** Start DATA LINES **

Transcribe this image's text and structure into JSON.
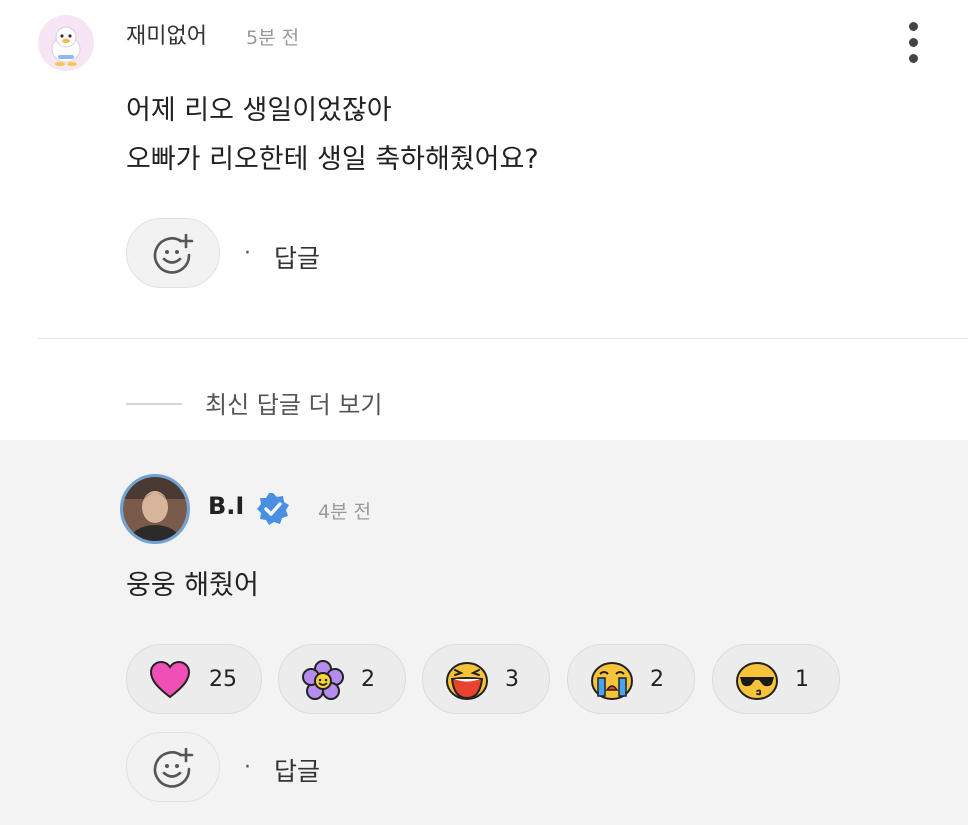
{
  "comment": {
    "author": "재미없어",
    "time": "5분 전",
    "lines": [
      "어제 리오 생일이었잖아",
      "오빠가 리오한테 생일 축하해줬어요?"
    ],
    "reply_label": "답글",
    "separator": "·"
  },
  "more_replies_label": "최신 답글 더 보기",
  "reply": {
    "author": "B.I",
    "time": "4분 전",
    "text": "웅웅 해줬어",
    "reply_label": "답글",
    "separator": "·",
    "reactions": [
      {
        "icon": "heart-icon",
        "count": "25"
      },
      {
        "icon": "flower-icon",
        "count": "2"
      },
      {
        "icon": "laughing-face-icon",
        "count": "3"
      },
      {
        "icon": "crying-face-icon",
        "count": "2"
      },
      {
        "icon": "sunglasses-face-icon",
        "count": "1"
      }
    ]
  },
  "colors": {
    "verified": "#4a90e2",
    "heart": "#f04fb5",
    "flower": "#b58cf0",
    "face": "#f7c33a",
    "reply_background": "#f3f3f3"
  }
}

** End DATA LINES **

→ OBJECTIVE
All records above are to be printed exactly, minus the pictures they contain.

→ EXERCISE ANSWER
Transcribe this image's text and structure into JSON.
{
  "comment": {
    "author": "재미없어",
    "time": "5분 전",
    "lines": [
      "어제 리오 생일이었잖아",
      "오빠가 리오한테 생일 축하해줬어요?"
    ],
    "reply_label": "답글",
    "separator": "·"
  },
  "more_replies_label": "최신 답글 더 보기",
  "reply": {
    "author": "B.I",
    "time": "4분 전",
    "text": "웅웅 해줬어",
    "reply_label": "답글",
    "separator": "·",
    "reactions": [
      {
        "icon": "heart-icon",
        "count": "25"
      },
      {
        "icon": "flower-icon",
        "count": "2"
      },
      {
        "icon": "laughing-face-icon",
        "count": "3"
      },
      {
        "icon": "crying-face-icon",
        "count": "2"
      },
      {
        "icon": "sunglasses-face-icon",
        "count": "1"
      }
    ]
  },
  "colors": {
    "verified": "#4a90e2",
    "heart": "#f04fb5",
    "flower": "#b58cf0",
    "face": "#f7c33a",
    "reply_background": "#f3f3f3"
  }
}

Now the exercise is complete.